Stored items from a collection:
Begin

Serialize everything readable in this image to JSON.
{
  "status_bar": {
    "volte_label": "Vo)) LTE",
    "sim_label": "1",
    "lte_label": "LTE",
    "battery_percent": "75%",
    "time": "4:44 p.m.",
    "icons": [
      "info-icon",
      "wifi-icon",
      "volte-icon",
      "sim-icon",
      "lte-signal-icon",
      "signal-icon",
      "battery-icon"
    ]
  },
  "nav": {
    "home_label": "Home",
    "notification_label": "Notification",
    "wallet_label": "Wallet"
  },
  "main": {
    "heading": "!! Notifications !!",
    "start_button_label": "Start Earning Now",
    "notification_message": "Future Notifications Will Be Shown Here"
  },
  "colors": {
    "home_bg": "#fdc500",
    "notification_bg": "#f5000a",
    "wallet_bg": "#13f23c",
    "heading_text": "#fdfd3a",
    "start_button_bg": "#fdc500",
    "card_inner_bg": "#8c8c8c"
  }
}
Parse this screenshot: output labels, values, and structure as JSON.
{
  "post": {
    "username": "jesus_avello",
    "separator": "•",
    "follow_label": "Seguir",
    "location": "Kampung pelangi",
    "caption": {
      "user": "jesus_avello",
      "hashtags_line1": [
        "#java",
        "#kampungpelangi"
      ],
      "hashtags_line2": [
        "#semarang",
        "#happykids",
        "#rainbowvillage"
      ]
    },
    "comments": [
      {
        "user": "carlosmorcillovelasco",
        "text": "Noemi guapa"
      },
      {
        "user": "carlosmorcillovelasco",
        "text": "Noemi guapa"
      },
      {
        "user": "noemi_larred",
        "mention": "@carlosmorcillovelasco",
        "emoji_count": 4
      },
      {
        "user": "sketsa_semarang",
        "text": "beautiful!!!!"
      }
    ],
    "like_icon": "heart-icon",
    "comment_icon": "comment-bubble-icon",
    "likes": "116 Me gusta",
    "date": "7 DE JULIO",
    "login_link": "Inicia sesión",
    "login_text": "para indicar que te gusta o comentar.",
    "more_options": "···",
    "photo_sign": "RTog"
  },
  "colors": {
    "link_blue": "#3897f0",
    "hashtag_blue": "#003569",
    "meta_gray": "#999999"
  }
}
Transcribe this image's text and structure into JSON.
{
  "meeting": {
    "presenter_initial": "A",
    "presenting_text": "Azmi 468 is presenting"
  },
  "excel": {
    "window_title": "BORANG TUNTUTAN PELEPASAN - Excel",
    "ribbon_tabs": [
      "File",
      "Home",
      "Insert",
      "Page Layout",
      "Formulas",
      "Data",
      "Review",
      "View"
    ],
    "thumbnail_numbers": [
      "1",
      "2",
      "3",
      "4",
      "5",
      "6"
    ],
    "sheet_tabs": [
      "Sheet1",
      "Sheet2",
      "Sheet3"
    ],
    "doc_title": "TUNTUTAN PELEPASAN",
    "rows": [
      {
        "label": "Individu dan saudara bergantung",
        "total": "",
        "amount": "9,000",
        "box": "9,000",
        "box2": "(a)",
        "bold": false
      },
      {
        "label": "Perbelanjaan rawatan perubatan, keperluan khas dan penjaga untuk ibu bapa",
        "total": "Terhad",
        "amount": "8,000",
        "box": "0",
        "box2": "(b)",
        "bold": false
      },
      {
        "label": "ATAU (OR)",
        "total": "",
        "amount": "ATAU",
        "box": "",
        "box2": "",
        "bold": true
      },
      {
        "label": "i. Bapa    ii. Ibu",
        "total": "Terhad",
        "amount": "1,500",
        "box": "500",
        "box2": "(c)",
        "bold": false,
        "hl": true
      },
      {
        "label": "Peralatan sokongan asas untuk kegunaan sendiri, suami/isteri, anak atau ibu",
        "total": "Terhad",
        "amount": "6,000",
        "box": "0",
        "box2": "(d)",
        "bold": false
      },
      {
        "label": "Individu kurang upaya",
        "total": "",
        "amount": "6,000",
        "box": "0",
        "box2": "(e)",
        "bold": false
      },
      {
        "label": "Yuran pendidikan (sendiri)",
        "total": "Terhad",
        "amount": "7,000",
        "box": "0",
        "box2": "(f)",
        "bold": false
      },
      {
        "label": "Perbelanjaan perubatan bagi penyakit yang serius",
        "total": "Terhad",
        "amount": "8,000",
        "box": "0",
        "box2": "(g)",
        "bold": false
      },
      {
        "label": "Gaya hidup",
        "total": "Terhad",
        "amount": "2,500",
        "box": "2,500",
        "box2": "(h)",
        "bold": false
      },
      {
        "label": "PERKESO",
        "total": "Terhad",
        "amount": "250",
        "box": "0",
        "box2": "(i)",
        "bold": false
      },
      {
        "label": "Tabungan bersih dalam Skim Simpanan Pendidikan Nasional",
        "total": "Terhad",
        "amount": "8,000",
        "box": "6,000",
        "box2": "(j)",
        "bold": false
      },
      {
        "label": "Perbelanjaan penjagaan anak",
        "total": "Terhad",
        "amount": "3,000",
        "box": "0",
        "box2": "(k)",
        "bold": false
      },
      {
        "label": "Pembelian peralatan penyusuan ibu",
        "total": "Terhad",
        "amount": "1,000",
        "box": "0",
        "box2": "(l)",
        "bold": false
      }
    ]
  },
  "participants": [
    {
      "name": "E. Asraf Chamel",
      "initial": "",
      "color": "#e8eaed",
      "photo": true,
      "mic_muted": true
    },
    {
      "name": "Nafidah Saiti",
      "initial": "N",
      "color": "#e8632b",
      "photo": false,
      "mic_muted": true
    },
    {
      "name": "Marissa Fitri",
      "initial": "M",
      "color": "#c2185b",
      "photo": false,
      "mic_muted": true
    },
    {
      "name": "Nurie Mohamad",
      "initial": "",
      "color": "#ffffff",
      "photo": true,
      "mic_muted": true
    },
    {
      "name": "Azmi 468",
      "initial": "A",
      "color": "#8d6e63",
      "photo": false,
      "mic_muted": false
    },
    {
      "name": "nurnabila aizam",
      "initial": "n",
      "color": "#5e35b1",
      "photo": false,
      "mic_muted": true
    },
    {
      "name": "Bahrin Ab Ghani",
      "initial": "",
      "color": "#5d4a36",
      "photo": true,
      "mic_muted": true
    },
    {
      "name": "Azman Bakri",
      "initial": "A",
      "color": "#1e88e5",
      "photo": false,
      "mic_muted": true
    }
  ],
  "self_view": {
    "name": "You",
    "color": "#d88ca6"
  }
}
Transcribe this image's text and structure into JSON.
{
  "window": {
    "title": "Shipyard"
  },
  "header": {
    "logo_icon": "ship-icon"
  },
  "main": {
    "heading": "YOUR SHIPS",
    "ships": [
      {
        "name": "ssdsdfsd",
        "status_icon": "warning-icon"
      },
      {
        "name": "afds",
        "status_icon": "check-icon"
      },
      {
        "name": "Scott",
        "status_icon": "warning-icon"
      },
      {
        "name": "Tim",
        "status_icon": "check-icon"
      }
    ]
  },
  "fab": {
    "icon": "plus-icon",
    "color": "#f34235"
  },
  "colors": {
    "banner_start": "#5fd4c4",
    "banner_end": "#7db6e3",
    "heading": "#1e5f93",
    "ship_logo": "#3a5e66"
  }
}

End

Work instructions:
Go back to the listing above and please repeat it exactly.

Correct result:
Serialize everything readable in this image to JSON.
{
  "status_bar": {
    "volte_label": "Vo)) LTE",
    "sim_label": "1",
    "lte_label": "LTE",
    "battery_percent": "75%",
    "time": "4:44 p.m.",
    "icons": [
      "info-icon",
      "wifi-icon",
      "volte-icon",
      "sim-icon",
      "lte-signal-icon",
      "signal-icon",
      "battery-icon"
    ]
  },
  "nav": {
    "home_label": "Home",
    "notification_label": "Notification",
    "wallet_label": "Wallet"
  },
  "main": {
    "heading": "!! Notifications !!",
    "start_button_label": "Start Earning Now",
    "notification_message": "Future Notifications Will Be Shown Here"
  },
  "colors": {
    "home_bg": "#fdc500",
    "notification_bg": "#f5000a",
    "wallet_bg": "#13f23c",
    "heading_text": "#fdfd3a",
    "start_button_bg": "#fdc500",
    "card_inner_bg": "#8c8c8c"
  }
}
Parse this screenshot: output labels, values, and structure as JSON.
{
  "post": {
    "username": "jesus_avello",
    "separator": "•",
    "follow_label": "Seguir",
    "location": "Kampung pelangi",
    "caption": {
      "user": "jesus_avello",
      "hashtags_line1": [
        "#java",
        "#kampungpelangi"
      ],
      "hashtags_line2": [
        "#semarang",
        "#happykids",
        "#rainbowvillage"
      ]
    },
    "comments": [
      {
        "user": "carlosmorcillovelasco",
        "text": "Noemi guapa"
      },
      {
        "user": "carlosmorcillovelasco",
        "text": "Noemi guapa"
      },
      {
        "user": "noemi_larred",
        "mention": "@carlosmorcillovelasco",
        "emoji_count": 4
      },
      {
        "user": "sketsa_semarang",
        "text": "beautiful!!!!"
      }
    ],
    "like_icon": "heart-icon",
    "comment_icon": "comment-bubble-icon",
    "likes": "116 Me gusta",
    "date": "7 DE JULIO",
    "login_link": "Inicia sesión",
    "login_text": "para indicar que te gusta o comentar.",
    "more_options": "···",
    "photo_sign": "RTog"
  },
  "colors": {
    "link_blue": "#3897f0",
    "hashtag_blue": "#003569",
    "meta_gray": "#999999"
  }
}
Transcribe this image's text and structure into JSON.
{
  "meeting": {
    "presenter_initial": "A",
    "presenting_text": "Azmi 468 is presenting"
  },
  "excel": {
    "window_title": "BORANG TUNTUTAN PELEPASAN - Excel",
    "ribbon_tabs": [
      "File",
      "Home",
      "Insert",
      "Page Layout",
      "Formulas",
      "Data",
      "Review",
      "View"
    ],
    "thumbnail_numbers": [
      "1",
      "2",
      "3",
      "4",
      "5",
      "6"
    ],
    "sheet_tabs": [
      "Sheet1",
      "Sheet2",
      "Sheet3"
    ],
    "doc_title": "TUNTUTAN PELEPASAN",
    "rows": [
      {
        "label": "Individu dan saudara bergantung",
        "total": "",
        "amount": "9,000",
        "box": "9,000",
        "box2": "(a)",
        "bold": false
      },
      {
        "label": "Perbelanjaan rawatan perubatan, keperluan khas dan penjaga untuk ibu bapa",
        "total": "Terhad",
        "amount": "8,000",
        "box": "0",
        "box2": "(b)",
        "bold": false
      },
      {
        "label": "ATAU (OR)",
        "total": "",
        "amount": "ATAU",
        "box": "",
        "box2": "",
        "bold": true
      },
      {
        "label": "i. Bapa    ii. Ibu",
        "total": "Terhad",
        "amount": "1,500",
        "box": "500",
        "box2": "(c)",
        "bold": false,
        "hl": true
      },
      {
        "label": "Peralatan sokongan asas untuk kegunaan sendiri, suami/isteri, anak atau ibu",
        "total": "Terhad",
        "amount": "6,000",
        "box": "0",
        "box2": "(d)",
        "bold": false
      },
      {
        "label": "Individu kurang upaya",
        "total": "",
        "amount": "6,000",
        "box": "0",
        "box2": "(e)",
        "bold": false
      },
      {
        "label": "Yuran pendidikan (sendiri)",
        "total": "Terhad",
        "amount": "7,000",
        "box": "0",
        "box2": "(f)",
        "bold": false
      },
      {
        "label": "Perbelanjaan perubatan bagi penyakit yang serius",
        "total": "Terhad",
        "amount": "8,000",
        "box": "0",
        "box2": "(g)",
        "bold": false
      },
      {
        "label": "Gaya hidup",
        "total": "Terhad",
        "amount": "2,500",
        "box": "2,500",
        "box2": "(h)",
        "bold": false
      },
      {
        "label": "PERKESO",
        "total": "Terhad",
        "amount": "250",
        "box": "0",
        "box2": "(i)",
        "bold": false
      },
      {
        "label": "Tabungan bersih dalam Skim Simpanan Pendidikan Nasional",
        "total": "Terhad",
        "amount": "8,000",
        "box": "6,000",
        "box2": "(j)",
        "bold": false
      },
      {
        "label": "Perbelanjaan penjagaan anak",
        "total": "Terhad",
        "amount": "3,000",
        "box": "0",
        "box2": "(k)",
        "bold": false
      },
      {
        "label": "Pembelian peralatan penyusuan ibu",
        "total": "Terhad",
        "amount": "1,000",
        "box": "0",
        "box2": "(l)",
        "bold": false
      }
    ]
  },
  "participants": [
    {
      "name": "E. Asraf Chamel",
      "initial": "",
      "color": "#e8eaed",
      "photo": true,
      "mic_muted": true
    },
    {
      "name": "Nafidah Saiti",
      "initial": "N",
      "color": "#e8632b",
      "photo": false,
      "mic_muted": true
    },
    {
      "name": "Marissa Fitri",
      "initial": "M",
      "color": "#c2185b",
      "photo": false,
      "mic_muted": true
    },
    {
      "name": "Nurie Mohamad",
      "initial": "",
      "color": "#ffffff",
      "photo": true,
      "mic_muted": true
    },
    {
      "name": "Azmi 468",
      "initial": "A",
      "color": "#8d6e63",
      "photo": false,
      "mic_muted": false
    },
    {
      "name": "nurnabila aizam",
      "initial": "n",
      "color": "#5e35b1",
      "photo": false,
      "mic_muted": true
    },
    {
      "name": "Bahrin Ab Ghani",
      "initial": "",
      "color": "#5d4a36",
      "photo": true,
      "mic_muted": true
    },
    {
      "name": "Azman Bakri",
      "initial": "A",
      "color": "#1e88e5",
      "photo": false,
      "mic_muted": true
    }
  ],
  "self_view": {
    "name": "You",
    "color": "#d88ca6"
  }
}
Transcribe this image's text and structure into JSON.
{
  "window": {
    "title": "Shipyard"
  },
  "header": {
    "logo_icon": "ship-icon"
  },
  "main": {
    "heading": "YOUR SHIPS",
    "ships": [
      {
        "name": "ssdsdfsd",
        "status_icon": "warning-icon"
      },
      {
        "name": "afds",
        "status_icon": "check-icon"
      },
      {
        "name": "Scott",
        "status_icon": "warning-icon"
      },
      {
        "name": "Tim",
        "status_icon": "check-icon"
      }
    ]
  },
  "fab": {
    "icon": "plus-icon",
    "color": "#f34235"
  },
  "colors": {
    "banner_start": "#5fd4c4",
    "banner_end": "#7db6e3",
    "heading": "#1e5f93",
    "ship_logo": "#3a5e66"
  }
}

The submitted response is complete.